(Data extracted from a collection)
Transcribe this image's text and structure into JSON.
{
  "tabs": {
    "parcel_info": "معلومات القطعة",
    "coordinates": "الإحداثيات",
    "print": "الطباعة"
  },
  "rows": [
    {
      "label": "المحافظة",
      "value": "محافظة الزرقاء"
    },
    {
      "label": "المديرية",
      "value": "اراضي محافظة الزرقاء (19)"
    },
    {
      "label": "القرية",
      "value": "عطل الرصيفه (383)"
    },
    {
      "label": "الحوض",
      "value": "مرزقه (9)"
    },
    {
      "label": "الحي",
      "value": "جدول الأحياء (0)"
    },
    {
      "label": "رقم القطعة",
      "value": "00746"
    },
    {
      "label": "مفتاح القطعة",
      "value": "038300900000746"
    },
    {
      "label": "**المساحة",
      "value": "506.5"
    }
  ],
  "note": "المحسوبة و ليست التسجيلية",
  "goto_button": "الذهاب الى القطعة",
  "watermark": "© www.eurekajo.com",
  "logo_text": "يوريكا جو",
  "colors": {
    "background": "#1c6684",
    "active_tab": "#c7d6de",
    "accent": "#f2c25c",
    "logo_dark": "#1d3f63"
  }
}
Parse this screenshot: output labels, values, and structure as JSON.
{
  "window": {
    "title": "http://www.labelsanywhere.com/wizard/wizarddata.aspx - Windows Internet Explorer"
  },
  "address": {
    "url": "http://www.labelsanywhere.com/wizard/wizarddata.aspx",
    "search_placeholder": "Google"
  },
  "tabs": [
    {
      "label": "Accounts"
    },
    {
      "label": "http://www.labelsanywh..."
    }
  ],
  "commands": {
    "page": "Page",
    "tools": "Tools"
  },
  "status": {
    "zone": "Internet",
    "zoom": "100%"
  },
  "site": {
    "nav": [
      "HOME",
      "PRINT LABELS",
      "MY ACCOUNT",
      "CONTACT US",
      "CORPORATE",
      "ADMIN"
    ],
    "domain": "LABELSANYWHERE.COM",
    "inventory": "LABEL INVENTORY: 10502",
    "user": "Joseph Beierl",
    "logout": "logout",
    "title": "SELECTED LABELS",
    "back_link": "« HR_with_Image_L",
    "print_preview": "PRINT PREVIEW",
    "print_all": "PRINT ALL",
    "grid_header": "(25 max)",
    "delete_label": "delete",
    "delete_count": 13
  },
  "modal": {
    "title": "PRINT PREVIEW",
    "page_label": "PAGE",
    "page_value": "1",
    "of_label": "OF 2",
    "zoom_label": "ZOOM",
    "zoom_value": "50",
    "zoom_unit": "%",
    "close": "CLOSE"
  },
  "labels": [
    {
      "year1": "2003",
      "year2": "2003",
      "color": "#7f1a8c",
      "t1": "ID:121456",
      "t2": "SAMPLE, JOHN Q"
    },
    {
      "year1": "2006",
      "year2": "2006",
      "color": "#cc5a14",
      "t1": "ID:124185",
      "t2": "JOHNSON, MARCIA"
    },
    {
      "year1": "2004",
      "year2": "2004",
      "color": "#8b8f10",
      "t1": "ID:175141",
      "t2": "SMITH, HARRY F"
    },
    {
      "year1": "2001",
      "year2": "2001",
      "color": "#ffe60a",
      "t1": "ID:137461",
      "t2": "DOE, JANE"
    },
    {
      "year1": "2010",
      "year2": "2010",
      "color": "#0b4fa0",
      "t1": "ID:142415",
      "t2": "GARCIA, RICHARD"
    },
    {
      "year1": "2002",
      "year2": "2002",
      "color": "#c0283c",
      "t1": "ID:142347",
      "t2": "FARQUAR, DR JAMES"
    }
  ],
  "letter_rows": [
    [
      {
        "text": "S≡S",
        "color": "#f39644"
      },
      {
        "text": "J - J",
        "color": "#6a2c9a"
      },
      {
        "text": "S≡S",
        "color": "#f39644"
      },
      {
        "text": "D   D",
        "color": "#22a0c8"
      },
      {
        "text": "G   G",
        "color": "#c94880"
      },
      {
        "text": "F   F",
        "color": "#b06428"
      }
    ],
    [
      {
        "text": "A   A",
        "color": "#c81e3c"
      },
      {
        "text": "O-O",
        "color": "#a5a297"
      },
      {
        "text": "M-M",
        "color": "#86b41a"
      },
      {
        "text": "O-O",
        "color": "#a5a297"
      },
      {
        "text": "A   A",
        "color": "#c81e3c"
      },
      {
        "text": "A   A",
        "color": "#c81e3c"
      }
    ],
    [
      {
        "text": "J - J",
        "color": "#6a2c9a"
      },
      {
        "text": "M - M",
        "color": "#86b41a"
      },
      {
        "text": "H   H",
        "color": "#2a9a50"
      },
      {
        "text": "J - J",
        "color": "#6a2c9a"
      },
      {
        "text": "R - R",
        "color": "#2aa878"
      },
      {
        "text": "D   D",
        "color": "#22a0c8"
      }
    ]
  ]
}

- **WORK TO COMPLETE**
Scan the records above, count the lines with "this" in them, and give only the number.

- **EXERCISE ANSWER**
2